Stored data

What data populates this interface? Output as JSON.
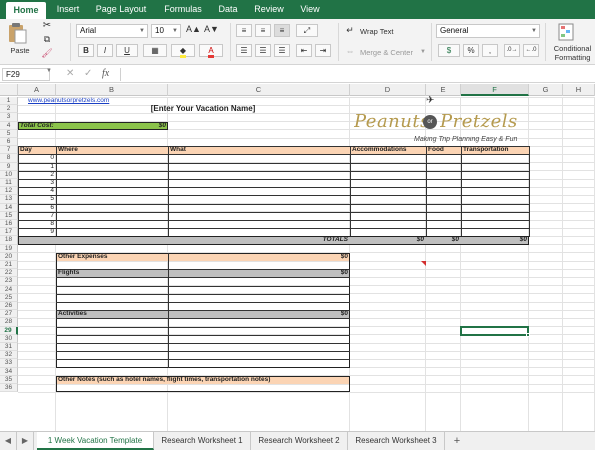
{
  "ribbon_tabs": [
    "Home",
    "Insert",
    "Page Layout",
    "Formulas",
    "Data",
    "Review",
    "View"
  ],
  "ribbon": {
    "paste": "Paste",
    "font_name": "Arial",
    "font_size": "10",
    "bold": "B",
    "italic": "I",
    "underline": "U",
    "wrap_text": "Wrap Text",
    "merge_center": "Merge & Center",
    "number_format": "General",
    "conditional_formatting_1": "Conditional",
    "conditional_formatting_2": "Formatting"
  },
  "formula_bar": {
    "name_box": "F29",
    "fx": "fx",
    "content": ""
  },
  "columns": [
    "A",
    "B",
    "C",
    "D",
    "E",
    "F",
    "G",
    "H"
  ],
  "rows": [
    "1",
    "2",
    "3",
    "4",
    "5",
    "6",
    "7",
    "8",
    "9",
    "10",
    "11",
    "12",
    "13",
    "14",
    "15",
    "16",
    "17",
    "18",
    "19",
    "20",
    "21",
    "22",
    "23",
    "24",
    "25",
    "26",
    "27",
    "28",
    "29",
    "30",
    "31",
    "32",
    "33",
    "34",
    "35",
    "36"
  ],
  "sheet": {
    "website": "www.peanutsorpretzels.com",
    "title": "[Enter Your Vacation Name]",
    "total_cost_label": "Total Cost:",
    "total_cost_value": "$0",
    "logo_word1": "Peanuts",
    "logo_or": "or",
    "logo_word2": "Pretzels",
    "tagline": "Making Trip Planning Easy & Fun",
    "headers": {
      "day": "Day",
      "where": "Where",
      "what": "What",
      "accommodations": "Accommodations",
      "food": "Food",
      "transportation": "Transportation"
    },
    "days": [
      "0",
      "1",
      "2",
      "3",
      "4",
      "5",
      "6",
      "7",
      "8",
      "9"
    ],
    "totals_label": "TOTALS",
    "totals": {
      "accommodations": "$0",
      "food": "$0",
      "transportation": "$0"
    },
    "other_expenses_label": "Other Expenses",
    "other_expenses_value": "$0",
    "flights_label": "Flights",
    "flights_value": "$0",
    "activities_label": "Activities",
    "activities_value": "$0",
    "other_notes_label": "Other Notes (such as hotel names, flight times, transportation notes)"
  },
  "sheet_tabs": [
    "1 Week Vacation Template",
    "Research Worksheet 1",
    "Research Worksheet 2",
    "Research Worksheet 3"
  ],
  "add_sheet": "+",
  "colors": {
    "excel_green": "#217346",
    "orange": "#fbd4b4",
    "gray": "#bfbfbf",
    "lime": "#8bc34a",
    "logo_gold": "#b59a4e"
  }
}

**Goal**
Reproduce the listing above exactly, excluding all pictures.

**Solution to the problem**
What data populates this interface? Output as JSON.
{
  "ribbon_tabs": [
    "Home",
    "Insert",
    "Page Layout",
    "Formulas",
    "Data",
    "Review",
    "View"
  ],
  "ribbon": {
    "paste": "Paste",
    "font_name": "Arial",
    "font_size": "10",
    "bold": "B",
    "italic": "I",
    "underline": "U",
    "wrap_text": "Wrap Text",
    "merge_center": "Merge & Center",
    "number_format": "General",
    "conditional_formatting_1": "Conditional",
    "conditional_formatting_2": "Formatting"
  },
  "formula_bar": {
    "name_box": "F29",
    "fx": "fx",
    "content": ""
  },
  "columns": [
    "A",
    "B",
    "C",
    "D",
    "E",
    "F",
    "G",
    "H"
  ],
  "rows": [
    "1",
    "2",
    "3",
    "4",
    "5",
    "6",
    "7",
    "8",
    "9",
    "10",
    "11",
    "12",
    "13",
    "14",
    "15",
    "16",
    "17",
    "18",
    "19",
    "20",
    "21",
    "22",
    "23",
    "24",
    "25",
    "26",
    "27",
    "28",
    "29",
    "30",
    "31",
    "32",
    "33",
    "34",
    "35",
    "36"
  ],
  "sheet": {
    "website": "www.peanutsorpretzels.com",
    "title": "[Enter Your Vacation Name]",
    "total_cost_label": "Total Cost:",
    "total_cost_value": "$0",
    "logo_word1": "Peanuts",
    "logo_or": "or",
    "logo_word2": "Pretzels",
    "tagline": "Making Trip Planning Easy & Fun",
    "headers": {
      "day": "Day",
      "where": "Where",
      "what": "What",
      "accommodations": "Accommodations",
      "food": "Food",
      "transportation": "Transportation"
    },
    "days": [
      "0",
      "1",
      "2",
      "3",
      "4",
      "5",
      "6",
      "7",
      "8",
      "9"
    ],
    "totals_label": "TOTALS",
    "totals": {
      "accommodations": "$0",
      "food": "$0",
      "transportation": "$0"
    },
    "other_expenses_label": "Other Expenses",
    "other_expenses_value": "$0",
    "flights_label": "Flights",
    "flights_value": "$0",
    "activities_label": "Activities",
    "activities_value": "$0",
    "other_notes_label": "Other Notes (such as hotel names, flight times, transportation notes)"
  },
  "sheet_tabs": [
    "1 Week Vacation Template",
    "Research Worksheet 1",
    "Research Worksheet 2",
    "Research Worksheet 3"
  ],
  "add_sheet": "+",
  "colors": {
    "excel_green": "#217346",
    "orange": "#fbd4b4",
    "gray": "#bfbfbf",
    "lime": "#8bc34a",
    "logo_gold": "#b59a4e"
  }
}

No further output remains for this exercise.